Records provided:
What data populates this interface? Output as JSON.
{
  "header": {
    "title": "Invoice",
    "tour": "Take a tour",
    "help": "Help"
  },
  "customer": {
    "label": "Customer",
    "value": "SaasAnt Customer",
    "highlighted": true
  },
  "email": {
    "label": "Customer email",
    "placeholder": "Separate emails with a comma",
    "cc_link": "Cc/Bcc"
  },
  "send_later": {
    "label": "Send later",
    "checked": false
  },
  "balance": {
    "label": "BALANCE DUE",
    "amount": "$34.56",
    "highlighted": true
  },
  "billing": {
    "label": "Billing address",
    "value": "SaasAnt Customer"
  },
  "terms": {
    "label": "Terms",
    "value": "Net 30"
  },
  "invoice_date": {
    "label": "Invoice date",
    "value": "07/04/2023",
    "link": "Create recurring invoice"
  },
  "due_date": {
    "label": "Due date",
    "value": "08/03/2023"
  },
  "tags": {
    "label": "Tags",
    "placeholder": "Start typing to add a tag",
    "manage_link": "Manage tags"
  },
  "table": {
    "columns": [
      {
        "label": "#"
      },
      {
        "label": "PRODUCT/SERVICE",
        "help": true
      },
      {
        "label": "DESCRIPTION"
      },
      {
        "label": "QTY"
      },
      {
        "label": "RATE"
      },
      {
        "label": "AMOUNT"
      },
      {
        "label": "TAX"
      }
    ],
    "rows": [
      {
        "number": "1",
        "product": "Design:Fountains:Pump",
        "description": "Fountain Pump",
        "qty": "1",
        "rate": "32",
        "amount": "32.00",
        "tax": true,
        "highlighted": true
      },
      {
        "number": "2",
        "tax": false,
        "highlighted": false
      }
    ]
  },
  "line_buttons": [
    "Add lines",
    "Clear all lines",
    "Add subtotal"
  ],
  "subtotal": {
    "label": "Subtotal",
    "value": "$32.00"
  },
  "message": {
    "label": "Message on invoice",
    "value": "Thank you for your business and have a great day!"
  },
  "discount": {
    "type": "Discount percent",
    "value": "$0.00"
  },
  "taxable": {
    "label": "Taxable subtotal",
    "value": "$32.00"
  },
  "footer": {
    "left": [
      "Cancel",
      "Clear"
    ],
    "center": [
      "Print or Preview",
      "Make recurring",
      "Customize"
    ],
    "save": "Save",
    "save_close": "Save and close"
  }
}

What the task asks:
Retype the data exactly as given.

Correct response:
What data populates this interface? Output as JSON.
{
  "header": {
    "title": "Invoice",
    "tour": "Take a tour",
    "help": "Help"
  },
  "customer": {
    "label": "Customer",
    "value": "SaasAnt Customer",
    "highlighted": true
  },
  "email": {
    "label": "Customer email",
    "placeholder": "Separate emails with a comma",
    "cc_link": "Cc/Bcc"
  },
  "send_later": {
    "label": "Send later",
    "checked": false
  },
  "balance": {
    "label": "BALANCE DUE",
    "amount": "$34.56",
    "highlighted": true
  },
  "billing": {
    "label": "Billing address",
    "value": "SaasAnt Customer"
  },
  "terms": {
    "label": "Terms",
    "value": "Net 30"
  },
  "invoice_date": {
    "label": "Invoice date",
    "value": "07/04/2023",
    "link": "Create recurring invoice"
  },
  "due_date": {
    "label": "Due date",
    "value": "08/03/2023"
  },
  "tags": {
    "label": "Tags",
    "placeholder": "Start typing to add a tag",
    "manage_link": "Manage tags"
  },
  "table": {
    "columns": [
      {
        "label": "#"
      },
      {
        "label": "PRODUCT/SERVICE",
        "help": true
      },
      {
        "label": "DESCRIPTION"
      },
      {
        "label": "QTY"
      },
      {
        "label": "RATE"
      },
      {
        "label": "AMOUNT"
      },
      {
        "label": "TAX"
      }
    ],
    "rows": [
      {
        "number": "1",
        "product": "Design:Fountains:Pump",
        "description": "Fountain Pump",
        "qty": "1",
        "rate": "32",
        "amount": "32.00",
        "tax": true,
        "highlighted": true
      },
      {
        "number": "2",
        "tax": false,
        "highlighted": false
      }
    ]
  },
  "line_buttons": [
    "Add lines",
    "Clear all lines",
    "Add subtotal"
  ],
  "subtotal": {
    "label": "Subtotal",
    "value": "$32.00"
  },
  "message": {
    "label": "Message on invoice",
    "value": "Thank you for your business and have a great day!"
  },
  "discount": {
    "type": "Discount percent",
    "value": "$0.00"
  },
  "taxable": {
    "label": "Taxable subtotal",
    "value": "$32.00"
  },
  "footer": {
    "left": [
      "Cancel",
      "Clear"
    ],
    "center": [
      "Print or Preview",
      "Make recurring",
      "Customize"
    ],
    "save": "Save",
    "save_close": "Save and close"
  }
}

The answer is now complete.